Stored records:

+-------+

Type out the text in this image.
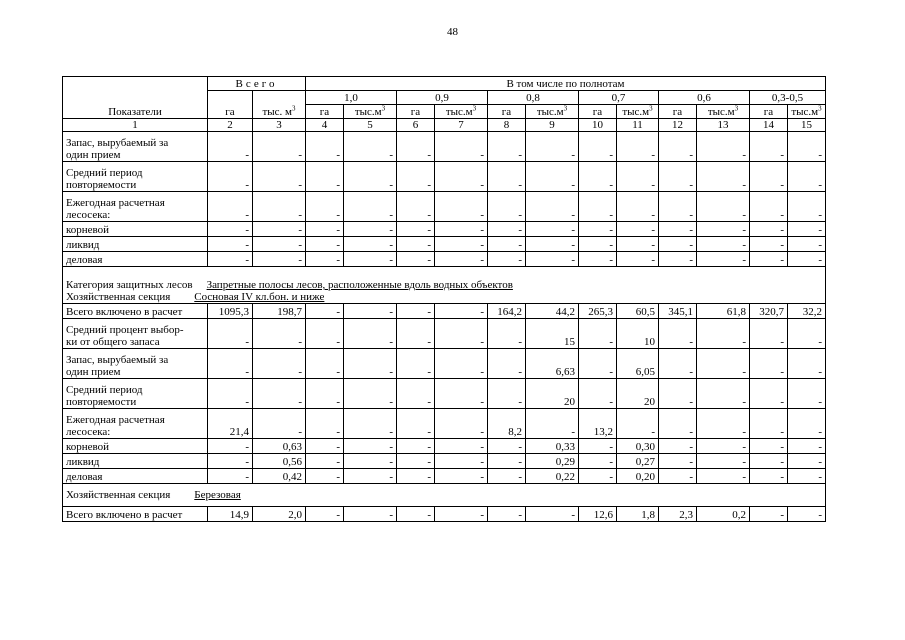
48
Показатели	Всего		В том числе по полнотам											
	га	тыс. $м^3$	1,0		0,9		0,8		0,7		0,6		0,3-0,5	
			га	$тыс.м^3$	га	$тыс.м^3$	га	$тыс.м^3$	га	$тыс.м^3$	га	$тыс.м^3$	га	$тыс.м^3$
1	2	3	4	5	6	7	8	9	10	11	12	13	14	15

Запас, вырубаемый за
один прием	-	-	-	-	-	-	-	-	-	-	-	-	-	-

Средний период
повторяемости	-	-	-	-	-	-	-	-	-	-	-	-	-	-

Ежегодная расчетная
лесосека:	-	-	-	-	-	-	-	-	-	-	-	-	-	-

корневой	-	-	-	-	-	-	-	-	-	-	-	-	-	-

ликвид	-	-	-	-	-	-	-	-	-	-	-	-	-	-

деловая	-	-	-	-	-	-	-	-	-	-	-	-	-	-

Категория защитных лесов Запретные полосы лесов, расположенные вдоль водных объектов
Хозяйственная секция Сосновая IV кл.бон. и ниже														

Всего включено в расчет	1095,3	198,7	-	-	-	-	164,2	44,2	265,3	60,5	345,1	61,8	320,7	32,2

Средний процент выбор-
ки от общего запаса	-	-	-	-	-	-	-	15	-	10	-	-	-	-

Запас, вырубаемый за
один прием	-	-	-	-	-	-	-	6,63	-	6,05	-	-	-	-

Средний период
повторяемости	-	-	-	-	-	-	-	20	-	20	-	-	-	-

Ежегодная расчетная
лесосека:	21,4	-	-	-	-	-	8,2	-	13,2	-	-	-	-	-

корневой	-	0,63	-	-	-	-	-	0,33	-	0,30	-	-	-	-

ликвид	-	0,56	-	-	-	-	-	0,29	-	0,27	-	-	-	-

деловая	-	0,42	-	-	-	-	-	0,22	-	0,20	-	-	-	-
Хозяйственная секция Березовая														

Всего включено в расчет	14,9	2,0	-	-	-	-	-	-	12,6	1,8	2,3	0,2	-	-
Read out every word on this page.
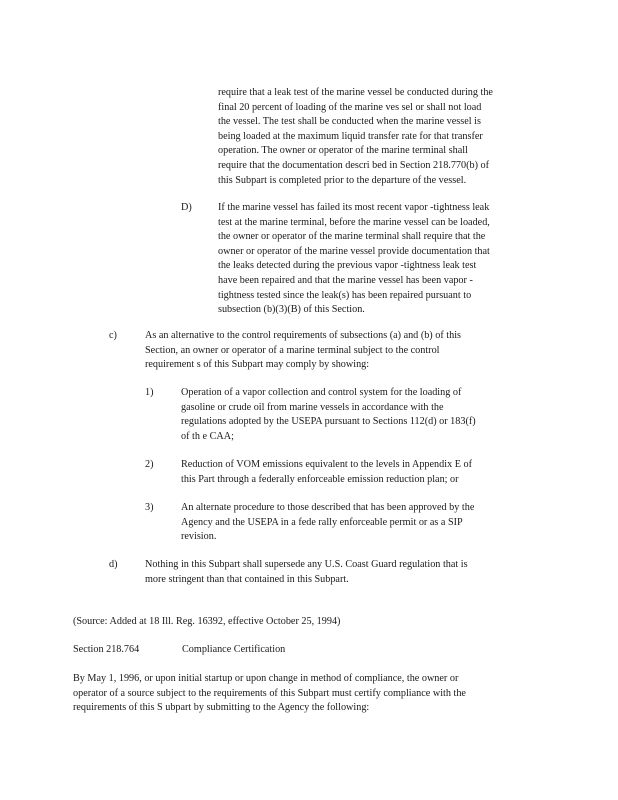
require that a leak test of the marine vessel be conducted during the
final 20 percent of loading of the marine ves sel or shall not load
the vessel. The test shall be conducted when the marine vessel is
being loaded at the maximum liquid transfer rate for that transfer
operation. The owner or operator of the marine terminal shall
require that the documentation descri bed in Section 218.770(b) of
this Subpart is completed prior to the departure of the vessel.
D)	If the marine vessel has failed its most recent vapor -tightness leak
test at the marine terminal, before the marine vessel can be loaded,
the owner or operator of the marine terminal shall require that the
owner or operator of the marine vessel provide documentation that
the leaks detected during the previous vapor -tightness leak test
have been repaired and that the marine vessel has been vapor -
tightness tested since the leak(s) has been repaired pursuant to
subsection (b)(3)(B) of this Section.
c)	As an alternative to the control requirements of subsections (a) and (b) of this
Section, an owner or operator of a marine terminal subject to the control
requirement s of this Subpart may comply by showing:
1)	Operation of a vapor collection and control system for the loading of
gasoline or crude oil from marine vessels in accordance with the
regulations adopted by the USEPA pursuant to Sections 112(d) or 183(f)
of th e CAA;
2)	Reduction of VOM emissions equivalent to the levels in Appendix E of
this Part through a federally enforceable emission reduction plan; or
3)	An alternate procedure to those described that has been approved by the
Agency and the USEPA in a fede rally enforceable permit or as a SIP
revision.
d)	Nothing in this Subpart shall supersede any U.S. Coast Guard regulation that is
more stringent than that contained in this Subpart.
(Source: Added at 18 Ill. Reg. 16392, effective October 25, 1994)
Section 218.764	Compliance Certification
By May 1, 1996, or upon initial startup or upon change in method of compliance, the owner or
operator of a source subject to the requirements of this Subpart must certify compliance with the
requirements of this S ubpart by submitting to the Agency the following:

+-------+

EXERCISE TASK:
Output the entries above exactly. Drop the pictures.

FINAL RESULT:
Type out the text in this image.
48
Показатели	Всего		В том числе по полнотам											
	га	тыс. $м^3$	1,0		0,9		0,8		0,7		0,6		0,3-0,5	
			га	$тыс.м^3$	га	$тыс.м^3$	га	$тыс.м^3$	га	$тыс.м^3$	га	$тыс.м^3$	га	$тыс.м^3$
1	2	3	4	5	6	7	8	9	10	11	12	13	14	15

Запас, вырубаемый за
один прием	-	-	-	-	-	-	-	-	-	-	-	-	-	-

Средний период
повторяемости	-	-	-	-	-	-	-	-	-	-	-	-	-	-

Ежегодная расчетная
лесосека:	-	-	-	-	-	-	-	-	-	-	-	-	-	-

корневой	-	-	-	-	-	-	-	-	-	-	-	-	-	-

ликвид	-	-	-	-	-	-	-	-	-	-	-	-	-	-

деловая	-	-	-	-	-	-	-	-	-	-	-	-	-	-

Категория защитных лесов Запретные полосы лесов, расположенные вдоль водных объектов
Хозяйственная секция Сосновая IV кл.бон. и ниже														

Всего включено в расчет	1095,3	198,7	-	-	-	-	164,2	44,2	265,3	60,5	345,1	61,8	320,7	32,2

Средний процент выбор-
ки от общего запаса	-	-	-	-	-	-	-	15	-	10	-	-	-	-

Запас, вырубаемый за
один прием	-	-	-	-	-	-	-	6,63	-	6,05	-	-	-	-

Средний период
повторяемости	-	-	-	-	-	-	-	20	-	20	-	-	-	-

Ежегодная расчетная
лесосека:	21,4	-	-	-	-	-	8,2	-	13,2	-	-	-	-	-

корневой	-	0,63	-	-	-	-	-	0,33	-	0,30	-	-	-	-

ликвид	-	0,56	-	-	-	-	-	0,29	-	0,27	-	-	-	-

деловая	-	0,42	-	-	-	-	-	0,22	-	0,20	-	-	-	-
Хозяйственная секция Березовая														

Всего включено в расчет	14,9	2,0	-	-	-	-	-	-	12,6	1,8	2,3	0,2	-	-
Read out every word on this page.
require that a leak test of the marine vessel be conducted during the
final 20 percent of loading of the marine ves sel or shall not load
the vessel. The test shall be conducted when the marine vessel is
being loaded at the maximum liquid transfer rate for that transfer
operation. The owner or operator of the marine terminal shall
require that the documentation descri bed in Section 218.770(b) of
this Subpart is completed prior to the departure of the vessel.
D)	If the marine vessel has failed its most recent vapor -tightness leak
test at the marine terminal, before the marine vessel can be loaded,
the owner or operator of the marine terminal shall require that the
owner or operator of the marine vessel provide documentation that
the leaks detected during the previous vapor -tightness leak test
have been repaired and that the marine vessel has been vapor -
tightness tested since the leak(s) has been repaired pursuant to
subsection (b)(3)(B) of this Section.
c)	As an alternative to the control requirements of subsections (a) and (b) of this
Section, an owner or operator of a marine terminal subject to the control
requirement s of this Subpart may comply by showing:
1)	Operation of a vapor collection and control system for the loading of
gasoline or crude oil from marine vessels in accordance with the
regulations adopted by the USEPA pursuant to Sections 112(d) or 183(f)
of th e CAA;
2)	Reduction of VOM emissions equivalent to the levels in Appendix E of
this Part through a federally enforceable emission reduction plan; or
3)	An alternate procedure to those described that has been approved by the
Agency and the USEPA in a fede rally enforceable permit or as a SIP
revision.
d)	Nothing in this Subpart shall supersede any U.S. Coast Guard regulation that is
more stringent than that contained in this Subpart.
(Source: Added at 18 Ill. Reg. 16392, effective October 25, 1994)
Section 218.764	Compliance Certification
By May 1, 1996, or upon initial startup or upon change in method of compliance, the owner or
operator of a source subject to the requirements of this Subpart must certify compliance with the
requirements of this S ubpart by submitting to the Agency the following:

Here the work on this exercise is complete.